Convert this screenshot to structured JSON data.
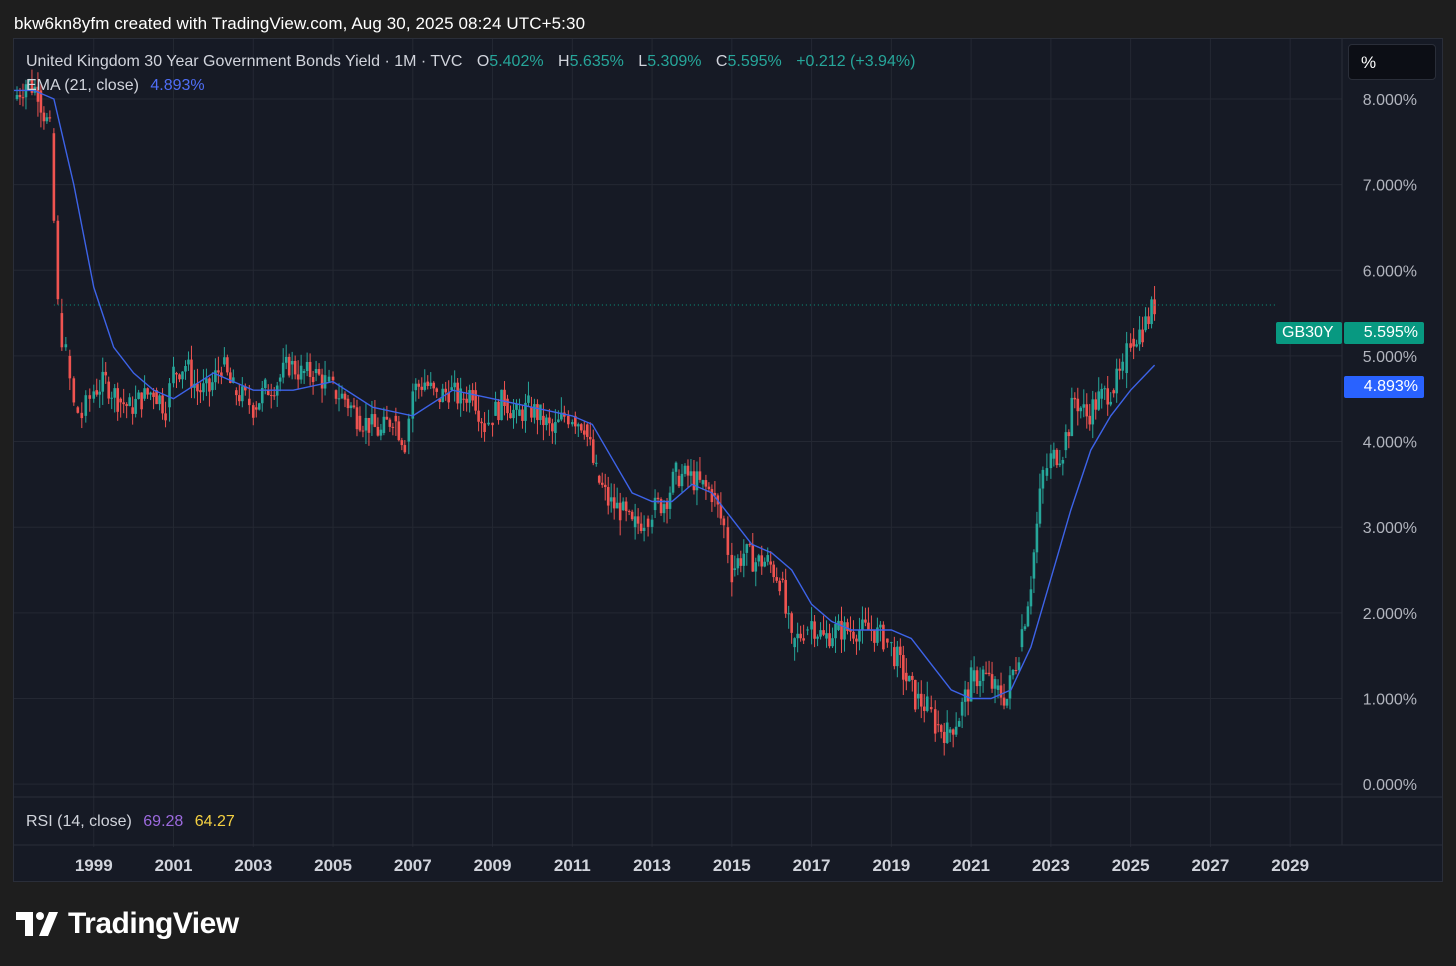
{
  "header": {
    "text": "bkw6kn8yfm created with TradingView.com, Aug 30, 2025 08:24 UTC+5:30"
  },
  "legend": {
    "symbol_title": "United Kingdom 30 Year Government Bonds Yield · 1M · TVC",
    "open_label": "O",
    "open_value": "5.402%",
    "high_label": "H",
    "high_value": "5.635%",
    "low_label": "L",
    "low_value": "5.309%",
    "close_label": "C",
    "close_value": "5.595%",
    "change": "+0.212 (+3.94%)",
    "ema_label": "EMA (21, close)",
    "ema_value": "4.893%"
  },
  "rsi": {
    "label": "RSI (14, close)",
    "value1": "69.28",
    "value2": "64.27"
  },
  "unit_button": {
    "label": "%"
  },
  "price_tags": {
    "symbol": "GB30Y",
    "last": "5.595%",
    "ema": "4.893%",
    "symbol_color": "#089981",
    "ema_color": "#2962ff"
  },
  "footer": {
    "brand": "TradingView"
  },
  "colors": {
    "up": "#26a69a",
    "down": "#ef5350",
    "ema": "#3d63e8",
    "grid": "#242833",
    "background": "#161a25"
  },
  "chart_data": {
    "type": "candlestick",
    "title": "United Kingdom 30 Year Government Bonds Yield",
    "interval": "1M",
    "y_ticks": [
      "0.000%",
      "1.000%",
      "2.000%",
      "3.000%",
      "4.000%",
      "5.000%",
      "6.000%",
      "7.000%",
      "8.000%"
    ],
    "ylim": [
      -0.15,
      8.7
    ],
    "x_ticks": [
      "1999",
      "2001",
      "2003",
      "2005",
      "2007",
      "2009",
      "2011",
      "2013",
      "2015",
      "2017",
      "2019",
      "2021",
      "2023",
      "2025",
      "2027",
      "2029"
    ],
    "xlim": [
      1997.0,
      2030.3
    ],
    "grid": true,
    "close_series": {
      "x": [
        1997.0,
        1997.3,
        1997.6,
        1997.9,
        1998.1,
        1998.3,
        1998.5,
        1998.7,
        1998.9,
        1999.0,
        1999.3,
        1999.6,
        1999.9,
        2000.2,
        2000.5,
        2000.8,
        2001.0,
        2001.3,
        2001.6,
        2001.9,
        2002.2,
        2002.5,
        2002.8,
        2003.0,
        2003.3,
        2003.6,
        2003.9,
        2004.2,
        2004.5,
        2004.8,
        2005.0,
        2005.3,
        2005.6,
        2005.9,
        2006.2,
        2006.5,
        2006.8,
        2007.0,
        2007.3,
        2007.6,
        2007.9,
        2008.2,
        2008.5,
        2008.8,
        2009.0,
        2009.3,
        2009.6,
        2009.9,
        2010.2,
        2010.5,
        2010.8,
        2011.0,
        2011.3,
        2011.6,
        2011.9,
        2012.2,
        2012.5,
        2012.8,
        2013.0,
        2013.3,
        2013.6,
        2013.9,
        2014.2,
        2014.5,
        2014.8,
        2015.0,
        2015.3,
        2015.6,
        2015.9,
        2016.2,
        2016.5,
        2016.8,
        2017.0,
        2017.3,
        2017.6,
        2017.9,
        2018.2,
        2018.5,
        2018.8,
        2019.0,
        2019.3,
        2019.6,
        2019.9,
        2020.1,
        2020.4,
        2020.7,
        2021.0,
        2021.3,
        2021.6,
        2021.9,
        2022.2,
        2022.5,
        2022.8,
        2023.0,
        2023.3,
        2023.6,
        2023.9,
        2024.2,
        2024.5,
        2024.8,
        2025.0,
        2025.3,
        2025.6
      ],
      "values": [
        8.0,
        8.2,
        8.1,
        7.6,
        5.5,
        5.0,
        4.4,
        4.3,
        4.5,
        4.6,
        4.7,
        4.5,
        4.4,
        4.5,
        4.6,
        4.4,
        4.8,
        4.9,
        4.6,
        4.6,
        4.9,
        4.6,
        4.5,
        4.4,
        4.6,
        4.7,
        4.9,
        4.8,
        4.8,
        4.7,
        4.6,
        4.5,
        4.3,
        4.2,
        4.1,
        4.3,
        4.0,
        4.6,
        4.7,
        4.5,
        4.6,
        4.5,
        4.6,
        4.2,
        4.3,
        4.5,
        4.3,
        4.4,
        4.3,
        4.1,
        4.3,
        4.3,
        4.2,
        3.6,
        3.3,
        3.2,
        3.0,
        3.1,
        3.2,
        3.3,
        3.6,
        3.6,
        3.5,
        3.4,
        3.0,
        2.5,
        2.7,
        2.6,
        2.6,
        2.4,
        1.6,
        1.8,
        1.9,
        1.7,
        1.8,
        1.8,
        1.8,
        1.8,
        1.7,
        1.6,
        1.3,
        1.0,
        0.9,
        0.7,
        0.6,
        0.8,
        1.2,
        1.3,
        1.1,
        1.0,
        1.6,
        2.4,
        3.6,
        3.8,
        3.9,
        4.5,
        4.3,
        4.5,
        4.6,
        4.8,
        5.2,
        5.3,
        5.6
      ]
    },
    "ema_21": {
      "x": [
        1997.0,
        1997.5,
        1998.0,
        1998.5,
        1999.0,
        1999.5,
        2000.0,
        2000.5,
        2001.0,
        2002.0,
        2003.0,
        2004.0,
        2005.0,
        2006.0,
        2007.0,
        2008.0,
        2009.0,
        2010.0,
        2011.0,
        2011.5,
        2012.0,
        2012.5,
        2013.0,
        2013.5,
        2014.0,
        2014.5,
        2015.0,
        2015.5,
        2016.0,
        2016.5,
        2017.0,
        2017.5,
        2018.0,
        2018.5,
        2019.0,
        2019.5,
        2020.0,
        2020.5,
        2021.0,
        2021.5,
        2022.0,
        2022.5,
        2023.0,
        2023.5,
        2024.0,
        2024.5,
        2025.0,
        2025.6
      ],
      "values": [
        8.1,
        8.1,
        8.0,
        7.0,
        5.8,
        5.1,
        4.8,
        4.6,
        4.5,
        4.8,
        4.6,
        4.6,
        4.7,
        4.4,
        4.3,
        4.6,
        4.5,
        4.4,
        4.3,
        4.2,
        3.8,
        3.4,
        3.3,
        3.3,
        3.5,
        3.4,
        3.1,
        2.8,
        2.7,
        2.5,
        2.1,
        1.9,
        1.8,
        1.8,
        1.8,
        1.7,
        1.4,
        1.1,
        1.0,
        1.0,
        1.1,
        1.6,
        2.4,
        3.2,
        3.9,
        4.3,
        4.6,
        4.893
      ]
    },
    "last_value": 5.595
  }
}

EXERCISE TASK: Print out the material word for word, omitting the pictures.

EXERCISE ANSWER:
Convert this screenshot to structured JSON data.
{
  "header": {
    "text": "bkw6kn8yfm created with TradingView.com, Aug 30, 2025 08:24 UTC+5:30"
  },
  "legend": {
    "symbol_title": "United Kingdom 30 Year Government Bonds Yield · 1M · TVC",
    "open_label": "O",
    "open_value": "5.402%",
    "high_label": "H",
    "high_value": "5.635%",
    "low_label": "L",
    "low_value": "5.309%",
    "close_label": "C",
    "close_value": "5.595%",
    "change": "+0.212 (+3.94%)",
    "ema_label": "EMA (21, close)",
    "ema_value": "4.893%"
  },
  "rsi": {
    "label": "RSI (14, close)",
    "value1": "69.28",
    "value2": "64.27"
  },
  "unit_button": {
    "label": "%"
  },
  "price_tags": {
    "symbol": "GB30Y",
    "last": "5.595%",
    "ema": "4.893%",
    "symbol_color": "#089981",
    "ema_color": "#2962ff"
  },
  "footer": {
    "brand": "TradingView"
  },
  "colors": {
    "up": "#26a69a",
    "down": "#ef5350",
    "ema": "#3d63e8",
    "grid": "#242833",
    "background": "#161a25"
  },
  "chart_data": {
    "type": "candlestick",
    "title": "United Kingdom 30 Year Government Bonds Yield",
    "interval": "1M",
    "y_ticks": [
      "0.000%",
      "1.000%",
      "2.000%",
      "3.000%",
      "4.000%",
      "5.000%",
      "6.000%",
      "7.000%",
      "8.000%"
    ],
    "ylim": [
      -0.15,
      8.7
    ],
    "x_ticks": [
      "1999",
      "2001",
      "2003",
      "2005",
      "2007",
      "2009",
      "2011",
      "2013",
      "2015",
      "2017",
      "2019",
      "2021",
      "2023",
      "2025",
      "2027",
      "2029"
    ],
    "xlim": [
      1997.0,
      2030.3
    ],
    "grid": true,
    "close_series": {
      "x": [
        1997.0,
        1997.3,
        1997.6,
        1997.9,
        1998.1,
        1998.3,
        1998.5,
        1998.7,
        1998.9,
        1999.0,
        1999.3,
        1999.6,
        1999.9,
        2000.2,
        2000.5,
        2000.8,
        2001.0,
        2001.3,
        2001.6,
        2001.9,
        2002.2,
        2002.5,
        2002.8,
        2003.0,
        2003.3,
        2003.6,
        2003.9,
        2004.2,
        2004.5,
        2004.8,
        2005.0,
        2005.3,
        2005.6,
        2005.9,
        2006.2,
        2006.5,
        2006.8,
        2007.0,
        2007.3,
        2007.6,
        2007.9,
        2008.2,
        2008.5,
        2008.8,
        2009.0,
        2009.3,
        2009.6,
        2009.9,
        2010.2,
        2010.5,
        2010.8,
        2011.0,
        2011.3,
        2011.6,
        2011.9,
        2012.2,
        2012.5,
        2012.8,
        2013.0,
        2013.3,
        2013.6,
        2013.9,
        2014.2,
        2014.5,
        2014.8,
        2015.0,
        2015.3,
        2015.6,
        2015.9,
        2016.2,
        2016.5,
        2016.8,
        2017.0,
        2017.3,
        2017.6,
        2017.9,
        2018.2,
        2018.5,
        2018.8,
        2019.0,
        2019.3,
        2019.6,
        2019.9,
        2020.1,
        2020.4,
        2020.7,
        2021.0,
        2021.3,
        2021.6,
        2021.9,
        2022.2,
        2022.5,
        2022.8,
        2023.0,
        2023.3,
        2023.6,
        2023.9,
        2024.2,
        2024.5,
        2024.8,
        2025.0,
        2025.3,
        2025.6
      ],
      "values": [
        8.0,
        8.2,
        8.1,
        7.6,
        5.5,
        5.0,
        4.4,
        4.3,
        4.5,
        4.6,
        4.7,
        4.5,
        4.4,
        4.5,
        4.6,
        4.4,
        4.8,
        4.9,
        4.6,
        4.6,
        4.9,
        4.6,
        4.5,
        4.4,
        4.6,
        4.7,
        4.9,
        4.8,
        4.8,
        4.7,
        4.6,
        4.5,
        4.3,
        4.2,
        4.1,
        4.3,
        4.0,
        4.6,
        4.7,
        4.5,
        4.6,
        4.5,
        4.6,
        4.2,
        4.3,
        4.5,
        4.3,
        4.4,
        4.3,
        4.1,
        4.3,
        4.3,
        4.2,
        3.6,
        3.3,
        3.2,
        3.0,
        3.1,
        3.2,
        3.3,
        3.6,
        3.6,
        3.5,
        3.4,
        3.0,
        2.5,
        2.7,
        2.6,
        2.6,
        2.4,
        1.6,
        1.8,
        1.9,
        1.7,
        1.8,
        1.8,
        1.8,
        1.8,
        1.7,
        1.6,
        1.3,
        1.0,
        0.9,
        0.7,
        0.6,
        0.8,
        1.2,
        1.3,
        1.1,
        1.0,
        1.6,
        2.4,
        3.6,
        3.8,
        3.9,
        4.5,
        4.3,
        4.5,
        4.6,
        4.8,
        5.2,
        5.3,
        5.6
      ]
    },
    "ema_21": {
      "x": [
        1997.0,
        1997.5,
        1998.0,
        1998.5,
        1999.0,
        1999.5,
        2000.0,
        2000.5,
        2001.0,
        2002.0,
        2003.0,
        2004.0,
        2005.0,
        2006.0,
        2007.0,
        2008.0,
        2009.0,
        2010.0,
        2011.0,
        2011.5,
        2012.0,
        2012.5,
        2013.0,
        2013.5,
        2014.0,
        2014.5,
        2015.0,
        2015.5,
        2016.0,
        2016.5,
        2017.0,
        2017.5,
        2018.0,
        2018.5,
        2019.0,
        2019.5,
        2020.0,
        2020.5,
        2021.0,
        2021.5,
        2022.0,
        2022.5,
        2023.0,
        2023.5,
        2024.0,
        2024.5,
        2025.0,
        2025.6
      ],
      "values": [
        8.1,
        8.1,
        8.0,
        7.0,
        5.8,
        5.1,
        4.8,
        4.6,
        4.5,
        4.8,
        4.6,
        4.6,
        4.7,
        4.4,
        4.3,
        4.6,
        4.5,
        4.4,
        4.3,
        4.2,
        3.8,
        3.4,
        3.3,
        3.3,
        3.5,
        3.4,
        3.1,
        2.8,
        2.7,
        2.5,
        2.1,
        1.9,
        1.8,
        1.8,
        1.8,
        1.7,
        1.4,
        1.1,
        1.0,
        1.0,
        1.1,
        1.6,
        2.4,
        3.2,
        3.9,
        4.3,
        4.6,
        4.893
      ]
    },
    "last_value": 5.595
  }
}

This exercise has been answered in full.